**ОТРЫВОК**
────────

Я виделся с моим новым управляющим3 и довольно долго беседовал с ним. Он мне нравится - это человек лет сорока, с выразительным и открытым лицом, который смотрит вам прямо в глаза. Он представил мне докладную записку о состоянии моего имения,- и я лишний раз мог убедиться, что давно пора внести немного порядка и правильности в этот хаос.- Думаю, что начну я с поездки в Спасское, дабы покончить с этим переходным состоянием, которое может иметь только вредные последствия и одинаково тягостно для всех. Представляете ли вы себе, какой здесь холод? - Двадцать два градуса в 8 часов утра -17 в полдень. При одной только мысли пуститься в дорогу в такое время невольно начинаешь дрожать - для этого надо быть белым медведем. Но, коль взялся за гуж, и т. д.

────────

**МАТЕРИАЛЫ**
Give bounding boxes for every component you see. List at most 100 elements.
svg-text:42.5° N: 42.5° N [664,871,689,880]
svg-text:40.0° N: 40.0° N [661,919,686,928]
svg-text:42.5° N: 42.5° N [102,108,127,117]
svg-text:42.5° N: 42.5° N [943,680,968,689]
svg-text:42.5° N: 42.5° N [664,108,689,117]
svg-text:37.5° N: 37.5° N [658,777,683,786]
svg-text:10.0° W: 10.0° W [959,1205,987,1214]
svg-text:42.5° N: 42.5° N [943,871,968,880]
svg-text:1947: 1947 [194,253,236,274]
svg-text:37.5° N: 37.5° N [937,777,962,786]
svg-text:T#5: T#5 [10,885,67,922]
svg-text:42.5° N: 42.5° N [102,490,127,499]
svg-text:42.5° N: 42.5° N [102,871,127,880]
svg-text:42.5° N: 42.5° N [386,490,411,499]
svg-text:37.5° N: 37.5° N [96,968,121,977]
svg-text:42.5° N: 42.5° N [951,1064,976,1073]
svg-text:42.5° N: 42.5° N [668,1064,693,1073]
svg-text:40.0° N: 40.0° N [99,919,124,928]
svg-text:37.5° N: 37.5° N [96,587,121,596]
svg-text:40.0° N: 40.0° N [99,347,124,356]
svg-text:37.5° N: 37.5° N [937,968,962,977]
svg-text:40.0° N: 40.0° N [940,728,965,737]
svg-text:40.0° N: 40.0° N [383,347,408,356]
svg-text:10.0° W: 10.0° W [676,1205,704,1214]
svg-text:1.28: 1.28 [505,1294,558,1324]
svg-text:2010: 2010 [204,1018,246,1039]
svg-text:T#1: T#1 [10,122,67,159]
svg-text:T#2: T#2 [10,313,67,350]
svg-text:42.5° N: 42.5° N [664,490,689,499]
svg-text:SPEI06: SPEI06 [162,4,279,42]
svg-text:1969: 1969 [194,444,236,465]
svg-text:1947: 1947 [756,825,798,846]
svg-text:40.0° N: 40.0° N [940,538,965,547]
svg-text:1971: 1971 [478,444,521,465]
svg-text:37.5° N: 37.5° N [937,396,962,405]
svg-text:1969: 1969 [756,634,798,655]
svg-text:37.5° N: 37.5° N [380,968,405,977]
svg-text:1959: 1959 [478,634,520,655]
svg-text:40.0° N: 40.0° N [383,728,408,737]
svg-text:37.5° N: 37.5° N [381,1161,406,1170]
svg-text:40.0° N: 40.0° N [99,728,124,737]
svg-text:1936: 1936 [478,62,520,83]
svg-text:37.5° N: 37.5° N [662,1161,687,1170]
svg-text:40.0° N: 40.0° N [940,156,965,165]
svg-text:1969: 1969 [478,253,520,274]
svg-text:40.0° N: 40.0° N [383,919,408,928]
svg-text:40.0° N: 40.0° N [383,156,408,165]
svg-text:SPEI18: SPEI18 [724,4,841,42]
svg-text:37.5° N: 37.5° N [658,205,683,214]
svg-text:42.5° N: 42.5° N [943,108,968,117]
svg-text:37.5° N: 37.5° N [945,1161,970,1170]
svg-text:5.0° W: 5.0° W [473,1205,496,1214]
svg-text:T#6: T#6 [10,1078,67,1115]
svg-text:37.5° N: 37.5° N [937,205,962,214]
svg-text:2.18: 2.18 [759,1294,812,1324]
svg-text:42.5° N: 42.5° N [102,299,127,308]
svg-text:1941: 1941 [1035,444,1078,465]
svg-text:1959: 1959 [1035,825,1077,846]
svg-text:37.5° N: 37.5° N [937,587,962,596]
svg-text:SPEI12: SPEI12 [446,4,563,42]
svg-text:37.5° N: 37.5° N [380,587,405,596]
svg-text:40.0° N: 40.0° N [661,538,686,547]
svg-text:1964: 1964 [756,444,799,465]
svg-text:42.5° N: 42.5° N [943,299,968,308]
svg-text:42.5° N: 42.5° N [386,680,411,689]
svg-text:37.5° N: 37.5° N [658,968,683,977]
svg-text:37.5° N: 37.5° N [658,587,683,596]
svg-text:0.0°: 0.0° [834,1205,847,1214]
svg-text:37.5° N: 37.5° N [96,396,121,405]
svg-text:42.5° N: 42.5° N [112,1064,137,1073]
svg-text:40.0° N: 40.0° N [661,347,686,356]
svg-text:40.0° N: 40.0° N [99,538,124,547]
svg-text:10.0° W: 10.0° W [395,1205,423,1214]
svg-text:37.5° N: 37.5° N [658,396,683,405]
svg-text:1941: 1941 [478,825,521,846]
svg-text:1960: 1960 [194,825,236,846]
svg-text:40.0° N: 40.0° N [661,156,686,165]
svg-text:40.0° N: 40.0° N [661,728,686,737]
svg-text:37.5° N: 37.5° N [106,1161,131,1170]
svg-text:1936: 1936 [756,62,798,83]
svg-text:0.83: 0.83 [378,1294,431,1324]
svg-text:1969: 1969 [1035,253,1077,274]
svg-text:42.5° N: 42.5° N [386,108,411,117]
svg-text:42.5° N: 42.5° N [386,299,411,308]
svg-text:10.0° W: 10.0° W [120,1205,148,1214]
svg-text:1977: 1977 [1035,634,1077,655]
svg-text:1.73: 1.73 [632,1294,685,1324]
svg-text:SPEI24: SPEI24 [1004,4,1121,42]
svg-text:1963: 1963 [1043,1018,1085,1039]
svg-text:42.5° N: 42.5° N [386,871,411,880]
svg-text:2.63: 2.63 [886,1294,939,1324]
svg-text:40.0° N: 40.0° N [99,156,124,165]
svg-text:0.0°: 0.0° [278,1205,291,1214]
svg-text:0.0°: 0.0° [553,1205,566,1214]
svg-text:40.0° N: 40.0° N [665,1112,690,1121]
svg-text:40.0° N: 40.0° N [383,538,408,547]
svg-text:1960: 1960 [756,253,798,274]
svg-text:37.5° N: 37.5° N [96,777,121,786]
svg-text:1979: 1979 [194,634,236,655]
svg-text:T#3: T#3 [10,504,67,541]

────────

**ЗАДАНИЯ**
A – Определите, соответствуют ли отрывку утверждения (i), (ii) и (iii). Для каждого ответьте «да» или «нет» и приведите точную решающую цитату из отрывка.
(i) Новому управляющему около сорока лет.
(ii) Управляющий рассказал о состоянии имения только устно, без каких-либо бумаг.
(iii) Начать предполагается с поездки в Спасское.
B – Ответьте по отрывку на вопросы:
(i) Какое лицо у нового управляющего?
(ii) Какая температура названа для 8 часов утра?
(iii) Кем, согласно отрывку, надо быть, чтобы пуститься в дорогу в такое время?

**ОТВЕТЫ К ЗАДАНИЯМ**
A –
(i) Да: «это человек лет сорока».
(ii) Нет: «Он представил мне докладную записку о состоянии моего имения».
(iii) Да: «Думаю, что начну я с поездки в Спасское».

B –
(i) Выразительное и открытое.
(ii) Двадцать два градуса.
(iii) Белым медведем.